Brief: Copy nothing but the text: repeat each entry exactly and drop the images.
═══ Task input ═══
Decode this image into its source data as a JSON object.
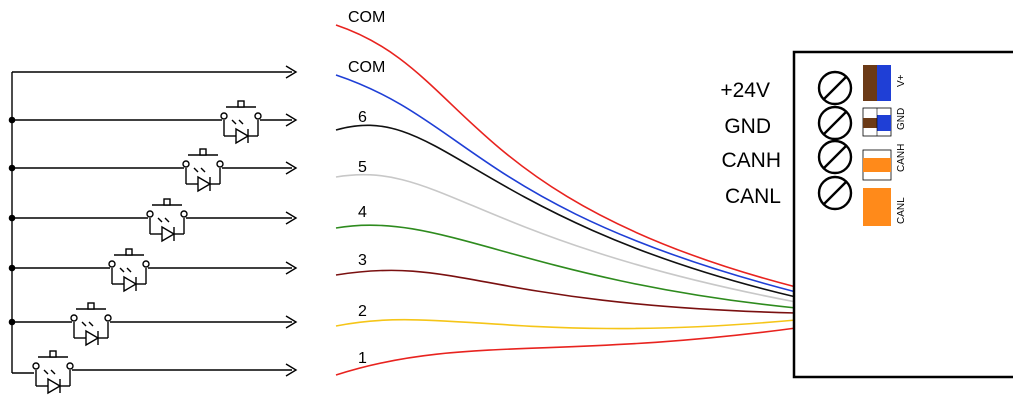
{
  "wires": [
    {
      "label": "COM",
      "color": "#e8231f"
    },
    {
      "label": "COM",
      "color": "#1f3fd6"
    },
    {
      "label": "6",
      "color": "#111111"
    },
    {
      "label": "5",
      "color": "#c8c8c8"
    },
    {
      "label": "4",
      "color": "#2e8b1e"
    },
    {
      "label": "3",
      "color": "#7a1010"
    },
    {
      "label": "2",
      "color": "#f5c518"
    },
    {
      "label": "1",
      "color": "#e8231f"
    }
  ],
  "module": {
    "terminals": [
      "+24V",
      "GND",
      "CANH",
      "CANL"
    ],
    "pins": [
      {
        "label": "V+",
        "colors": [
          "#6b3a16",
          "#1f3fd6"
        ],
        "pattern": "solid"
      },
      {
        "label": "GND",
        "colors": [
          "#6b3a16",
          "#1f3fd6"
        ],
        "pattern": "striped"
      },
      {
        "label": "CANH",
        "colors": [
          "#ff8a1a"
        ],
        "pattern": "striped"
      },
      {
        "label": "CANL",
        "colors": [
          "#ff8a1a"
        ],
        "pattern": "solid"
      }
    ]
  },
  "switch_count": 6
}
═══
Complete answer:
Decode this image into its source data as a JSON object.
{
  "wires": [
    {
      "label": "COM",
      "color": "#e8231f"
    },
    {
      "label": "COM",
      "color": "#1f3fd6"
    },
    {
      "label": "6",
      "color": "#111111"
    },
    {
      "label": "5",
      "color": "#c8c8c8"
    },
    {
      "label": "4",
      "color": "#2e8b1e"
    },
    {
      "label": "3",
      "color": "#7a1010"
    },
    {
      "label": "2",
      "color": "#f5c518"
    },
    {
      "label": "1",
      "color": "#e8231f"
    }
  ],
  "module": {
    "terminals": [
      "+24V",
      "GND",
      "CANH",
      "CANL"
    ],
    "pins": [
      {
        "label": "V+",
        "colors": [
          "#6b3a16",
          "#1f3fd6"
        ],
        "pattern": "solid"
      },
      {
        "label": "GND",
        "colors": [
          "#6b3a16",
          "#1f3fd6"
        ],
        "pattern": "striped"
      },
      {
        "label": "CANH",
        "colors": [
          "#ff8a1a"
        ],
        "pattern": "striped"
      },
      {
        "label": "CANL",
        "colors": [
          "#ff8a1a"
        ],
        "pattern": "solid"
      }
    ]
  },
  "switch_count": 6
}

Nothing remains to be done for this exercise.